• _SHORT TASK_:
Your task is to repeat the listing exactly.

• _DATA SUPPLIED_:
◇ ◇ ◇ ◇

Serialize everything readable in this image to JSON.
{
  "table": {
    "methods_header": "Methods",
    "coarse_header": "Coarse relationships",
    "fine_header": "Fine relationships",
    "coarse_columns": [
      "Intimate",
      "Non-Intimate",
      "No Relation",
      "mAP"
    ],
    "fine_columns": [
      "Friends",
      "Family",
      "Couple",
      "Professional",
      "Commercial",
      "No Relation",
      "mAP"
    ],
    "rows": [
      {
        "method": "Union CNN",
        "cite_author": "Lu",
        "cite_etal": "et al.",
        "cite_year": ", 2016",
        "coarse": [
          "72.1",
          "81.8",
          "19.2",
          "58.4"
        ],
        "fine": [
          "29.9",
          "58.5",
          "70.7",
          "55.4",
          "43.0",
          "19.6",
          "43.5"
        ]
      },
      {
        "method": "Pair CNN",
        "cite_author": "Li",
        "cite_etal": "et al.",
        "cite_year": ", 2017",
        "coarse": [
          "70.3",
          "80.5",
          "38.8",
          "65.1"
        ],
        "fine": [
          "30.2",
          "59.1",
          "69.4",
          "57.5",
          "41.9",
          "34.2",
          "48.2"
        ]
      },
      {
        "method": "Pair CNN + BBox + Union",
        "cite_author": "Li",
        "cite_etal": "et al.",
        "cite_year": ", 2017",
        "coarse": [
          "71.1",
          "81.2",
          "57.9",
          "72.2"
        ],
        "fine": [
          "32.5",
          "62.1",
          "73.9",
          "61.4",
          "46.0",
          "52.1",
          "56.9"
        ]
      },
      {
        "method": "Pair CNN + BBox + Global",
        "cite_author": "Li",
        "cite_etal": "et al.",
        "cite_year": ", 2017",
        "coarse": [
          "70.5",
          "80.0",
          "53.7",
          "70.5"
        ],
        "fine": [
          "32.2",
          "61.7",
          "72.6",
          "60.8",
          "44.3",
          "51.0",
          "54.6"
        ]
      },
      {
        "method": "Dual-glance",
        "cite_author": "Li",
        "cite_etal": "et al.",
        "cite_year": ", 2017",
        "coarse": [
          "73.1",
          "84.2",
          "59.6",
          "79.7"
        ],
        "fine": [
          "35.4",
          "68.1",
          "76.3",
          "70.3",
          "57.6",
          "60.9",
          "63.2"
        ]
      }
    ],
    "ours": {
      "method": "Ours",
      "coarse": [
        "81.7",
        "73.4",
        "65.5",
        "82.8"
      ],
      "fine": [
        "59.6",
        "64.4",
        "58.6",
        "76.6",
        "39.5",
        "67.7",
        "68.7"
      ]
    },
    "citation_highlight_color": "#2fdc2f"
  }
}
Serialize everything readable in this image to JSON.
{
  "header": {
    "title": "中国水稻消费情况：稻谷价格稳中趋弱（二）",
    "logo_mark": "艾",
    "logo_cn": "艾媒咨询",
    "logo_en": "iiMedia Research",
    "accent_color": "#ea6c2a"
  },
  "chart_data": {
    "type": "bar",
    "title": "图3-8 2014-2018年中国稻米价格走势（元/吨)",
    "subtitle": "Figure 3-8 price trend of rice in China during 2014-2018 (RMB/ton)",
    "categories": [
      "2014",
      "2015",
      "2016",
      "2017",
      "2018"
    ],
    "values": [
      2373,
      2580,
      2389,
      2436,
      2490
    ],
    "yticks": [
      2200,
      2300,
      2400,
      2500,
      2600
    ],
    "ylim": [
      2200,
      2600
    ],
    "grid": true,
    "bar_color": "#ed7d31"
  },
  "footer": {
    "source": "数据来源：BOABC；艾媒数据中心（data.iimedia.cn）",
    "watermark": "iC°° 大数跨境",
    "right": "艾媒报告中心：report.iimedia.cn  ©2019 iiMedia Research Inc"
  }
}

◇ ◇ ◇ ◇

• _WORKED SOLUTION_:
Serialize everything readable in this image to JSON.
{
  "table": {
    "methods_header": "Methods",
    "coarse_header": "Coarse relationships",
    "fine_header": "Fine relationships",
    "coarse_columns": [
      "Intimate",
      "Non-Intimate",
      "No Relation",
      "mAP"
    ],
    "fine_columns": [
      "Friends",
      "Family",
      "Couple",
      "Professional",
      "Commercial",
      "No Relation",
      "mAP"
    ],
    "rows": [
      {
        "method": "Union CNN",
        "cite_author": "Lu",
        "cite_etal": "et al.",
        "cite_year": ", 2016",
        "coarse": [
          "72.1",
          "81.8",
          "19.2",
          "58.4"
        ],
        "fine": [
          "29.9",
          "58.5",
          "70.7",
          "55.4",
          "43.0",
          "19.6",
          "43.5"
        ]
      },
      {
        "method": "Pair CNN",
        "cite_author": "Li",
        "cite_etal": "et al.",
        "cite_year": ", 2017",
        "coarse": [
          "70.3",
          "80.5",
          "38.8",
          "65.1"
        ],
        "fine": [
          "30.2",
          "59.1",
          "69.4",
          "57.5",
          "41.9",
          "34.2",
          "48.2"
        ]
      },
      {
        "method": "Pair CNN + BBox + Union",
        "cite_author": "Li",
        "cite_etal": "et al.",
        "cite_year": ", 2017",
        "coarse": [
          "71.1",
          "81.2",
          "57.9",
          "72.2"
        ],
        "fine": [
          "32.5",
          "62.1",
          "73.9",
          "61.4",
          "46.0",
          "52.1",
          "56.9"
        ]
      },
      {
        "method": "Pair CNN + BBox + Global",
        "cite_author": "Li",
        "cite_etal": "et al.",
        "cite_year": ", 2017",
        "coarse": [
          "70.5",
          "80.0",
          "53.7",
          "70.5"
        ],
        "fine": [
          "32.2",
          "61.7",
          "72.6",
          "60.8",
          "44.3",
          "51.0",
          "54.6"
        ]
      },
      {
        "method": "Dual-glance",
        "cite_author": "Li",
        "cite_etal": "et al.",
        "cite_year": ", 2017",
        "coarse": [
          "73.1",
          "84.2",
          "59.6",
          "79.7"
        ],
        "fine": [
          "35.4",
          "68.1",
          "76.3",
          "70.3",
          "57.6",
          "60.9",
          "63.2"
        ]
      }
    ],
    "ours": {
      "method": "Ours",
      "coarse": [
        "81.7",
        "73.4",
        "65.5",
        "82.8"
      ],
      "fine": [
        "59.6",
        "64.4",
        "58.6",
        "76.6",
        "39.5",
        "67.7",
        "68.7"
      ]
    },
    "citation_highlight_color": "#2fdc2f"
  }
}
Serialize everything readable in this image to JSON.
{
  "header": {
    "title": "中国水稻消费情况：稻谷价格稳中趋弱（二）",
    "logo_mark": "艾",
    "logo_cn": "艾媒咨询",
    "logo_en": "iiMedia Research",
    "accent_color": "#ea6c2a"
  },
  "chart_data": {
    "type": "bar",
    "title": "图3-8 2014-2018年中国稻米价格走势（元/吨)",
    "subtitle": "Figure 3-8 price trend of rice in China during 2014-2018 (RMB/ton)",
    "categories": [
      "2014",
      "2015",
      "2016",
      "2017",
      "2018"
    ],
    "values": [
      2373,
      2580,
      2389,
      2436,
      2490
    ],
    "yticks": [
      2200,
      2300,
      2400,
      2500,
      2600
    ],
    "ylim": [
      2200,
      2600
    ],
    "grid": true,
    "bar_color": "#ed7d31"
  },
  "footer": {
    "source": "数据来源：BOABC；艾媒数据中心（data.iimedia.cn）",
    "watermark": "iC°° 大数跨境",
    "right": "艾媒报告中心：report.iimedia.cn  ©2019 iiMedia Research Inc"
  }
}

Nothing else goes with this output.